Problem requirements: The records below must be output exactly, without pictures.

Exercise material:
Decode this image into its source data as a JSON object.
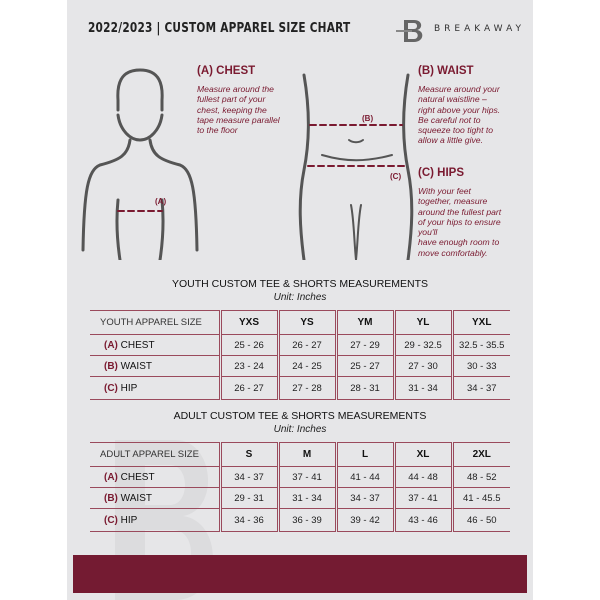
{
  "header": {
    "title": "2022/2023  |  CUSTOM APPAREL SIZE CHART",
    "brand": "BREAKAWAY",
    "logo_letter": "B"
  },
  "colors": {
    "accent": "#7a1a30",
    "background": "#e6e6e8",
    "footer": "#741b32"
  },
  "guide": {
    "chest": {
      "title": "(A) CHEST",
      "marker": "(A)",
      "text": [
        "Measure around the",
        "fullest part of your",
        "chest, keeping the",
        "tape measure parallel",
        "to the floor"
      ]
    },
    "waist": {
      "title": "(B) WAIST",
      "marker": "(B)",
      "text": [
        "Measure around your",
        "natural waistline –",
        "right above your hips.",
        "Be careful not to",
        "squeeze too tight to",
        "allow a little give."
      ]
    },
    "hips": {
      "title": "(C) HIPS",
      "marker": "(C)",
      "text": [
        "With your feet",
        "together, measure",
        "around the fullest part",
        "of your hips to ensure",
        "you'll",
        "have enough room to",
        "move comfortably."
      ]
    }
  },
  "youth": {
    "title": "YOUTH CUSTOM TEE & SHORTS MEASUREMENTS",
    "unit": "Unit: Inches",
    "header_label": "YOUTH APPAREL SIZE",
    "sizes": [
      "YXS",
      "YS",
      "YM",
      "YL",
      "YXL"
    ],
    "rows": [
      {
        "code": "(A)",
        "name": "CHEST",
        "values": [
          "25 - 26",
          "26 - 27",
          "27 - 29",
          "29 - 32.5",
          "32.5 - 35.5"
        ]
      },
      {
        "code": "(B)",
        "name": "WAIST",
        "values": [
          "23 - 24",
          "24 - 25",
          "25 - 27",
          "27 - 30",
          "30 - 33"
        ]
      },
      {
        "code": "(C)",
        "name": "HIP",
        "values": [
          "26 - 27",
          "27 - 28",
          "28 - 31",
          "31 - 34",
          "34 - 37"
        ]
      }
    ]
  },
  "adult": {
    "title": "ADULT CUSTOM TEE & SHORTS MEASUREMENTS",
    "unit": "Unit: Inches",
    "header_label": "ADULT APPAREL SIZE",
    "sizes": [
      "S",
      "M",
      "L",
      "XL",
      "2XL"
    ],
    "rows": [
      {
        "code": "(A)",
        "name": "CHEST",
        "values": [
          "34 - 37",
          "37 - 41",
          "41 - 44",
          "44 - 48",
          "48 - 52"
        ]
      },
      {
        "code": "(B)",
        "name": "WAIST",
        "values": [
          "29 - 31",
          "31 - 34",
          "34 - 37",
          "37 - 41",
          "41 - 45.5"
        ]
      },
      {
        "code": "(C)",
        "name": "HIP",
        "values": [
          "34 - 36",
          "36 - 39",
          "39 - 42",
          "43 - 46",
          "46 - 50"
        ]
      }
    ]
  }
}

Correct output:
Decode this image into its source data as a JSON object.
{
  "header": {
    "title": "2022/2023  |  CUSTOM APPAREL SIZE CHART",
    "brand": "BREAKAWAY",
    "logo_letter": "B"
  },
  "colors": {
    "accent": "#7a1a30",
    "background": "#e6e6e8",
    "footer": "#741b32"
  },
  "guide": {
    "chest": {
      "title": "(A) CHEST",
      "marker": "(A)",
      "text": [
        "Measure around the",
        "fullest part of your",
        "chest, keeping the",
        "tape measure parallel",
        "to the floor"
      ]
    },
    "waist": {
      "title": "(B) WAIST",
      "marker": "(B)",
      "text": [
        "Measure around your",
        "natural waistline –",
        "right above your hips.",
        "Be careful not to",
        "squeeze too tight to",
        "allow a little give."
      ]
    },
    "hips": {
      "title": "(C) HIPS",
      "marker": "(C)",
      "text": [
        "With your feet",
        "together, measure",
        "around the fullest part",
        "of your hips to ensure",
        "you'll",
        "have enough room to",
        "move comfortably."
      ]
    }
  },
  "youth": {
    "title": "YOUTH CUSTOM TEE & SHORTS MEASUREMENTS",
    "unit": "Unit: Inches",
    "header_label": "YOUTH APPAREL SIZE",
    "sizes": [
      "YXS",
      "YS",
      "YM",
      "YL",
      "YXL"
    ],
    "rows": [
      {
        "code": "(A)",
        "name": "CHEST",
        "values": [
          "25 - 26",
          "26 - 27",
          "27 - 29",
          "29 - 32.5",
          "32.5 - 35.5"
        ]
      },
      {
        "code": "(B)",
        "name": "WAIST",
        "values": [
          "23 - 24",
          "24 - 25",
          "25 - 27",
          "27 - 30",
          "30 - 33"
        ]
      },
      {
        "code": "(C)",
        "name": "HIP",
        "values": [
          "26 - 27",
          "27 - 28",
          "28 - 31",
          "31 - 34",
          "34 - 37"
        ]
      }
    ]
  },
  "adult": {
    "title": "ADULT CUSTOM TEE & SHORTS MEASUREMENTS",
    "unit": "Unit: Inches",
    "header_label": "ADULT APPAREL SIZE",
    "sizes": [
      "S",
      "M",
      "L",
      "XL",
      "2XL"
    ],
    "rows": [
      {
        "code": "(A)",
        "name": "CHEST",
        "values": [
          "34 - 37",
          "37 - 41",
          "41 - 44",
          "44 - 48",
          "48 - 52"
        ]
      },
      {
        "code": "(B)",
        "name": "WAIST",
        "values": [
          "29 - 31",
          "31 - 34",
          "34 - 37",
          "37 - 41",
          "41 - 45.5"
        ]
      },
      {
        "code": "(C)",
        "name": "HIP",
        "values": [
          "34 - 36",
          "36 - 39",
          "39 - 42",
          "43 - 46",
          "46 - 50"
        ]
      }
    ]
  }
}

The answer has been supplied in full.